(Directions)
Write out the entire listing below exactly, with the pictures left out.
============
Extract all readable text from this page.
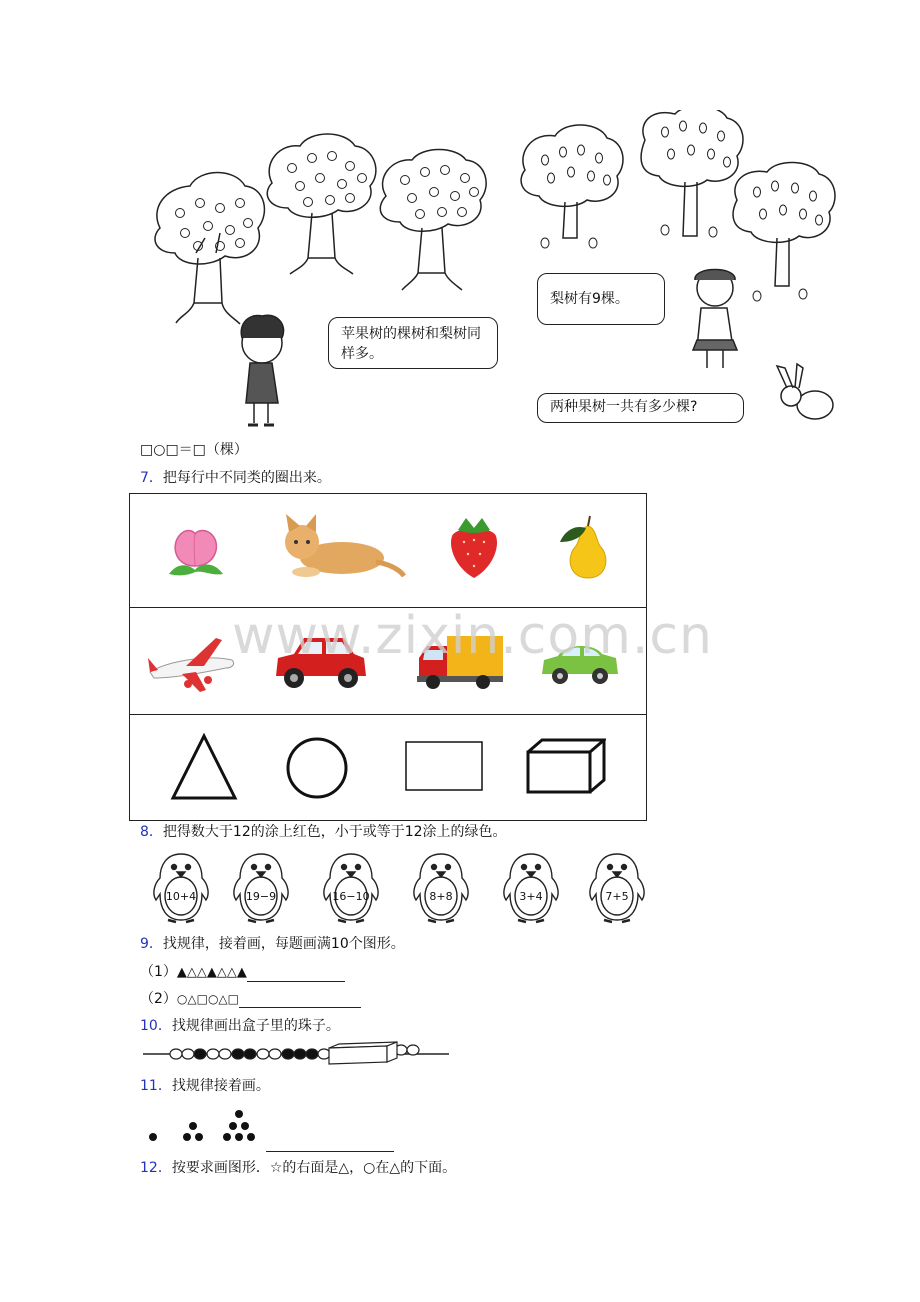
苹果树的棵树和梨树同样多。
梨树有9棵。
两种果树一共有多少棵?
□○□＝□（棵）
7．把每行中不同类的圈出来。

www.zixin.com.cn
8．把得数大于12的涂上红色，小于或等于12涂上的绿色。
10+4	19−9	16−10	8+8	3+4	7+5
9．找规律，接着画，每题画满10个图形。
（1）▲△△▲△△▲
（2）○△□○△□
10．找规律画出盒子里的珠子。
11．找规律接着画。
12．按要求画图形．☆的右面是△，○在△的下面。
============
(Reply to the task)
Extract all readable text from this page.
苹果树的棵树和梨树同样多。
梨树有9棵。
两种果树一共有多少棵?
□○□＝□（棵）
7．把每行中不同类的圈出来。

www.zixin.com.cn
8．把得数大于12的涂上红色，小于或等于12涂上的绿色。
10+4	19−9	16−10	8+8	3+4	7+5
9．找规律，接着画，每题画满10个图形。
（1）▲△△▲△△▲
（2）○△□○△□
10．找规律画出盒子里的珠子。
11．找规律接着画。
12．按要求画图形．☆的右面是△，○在△的下面。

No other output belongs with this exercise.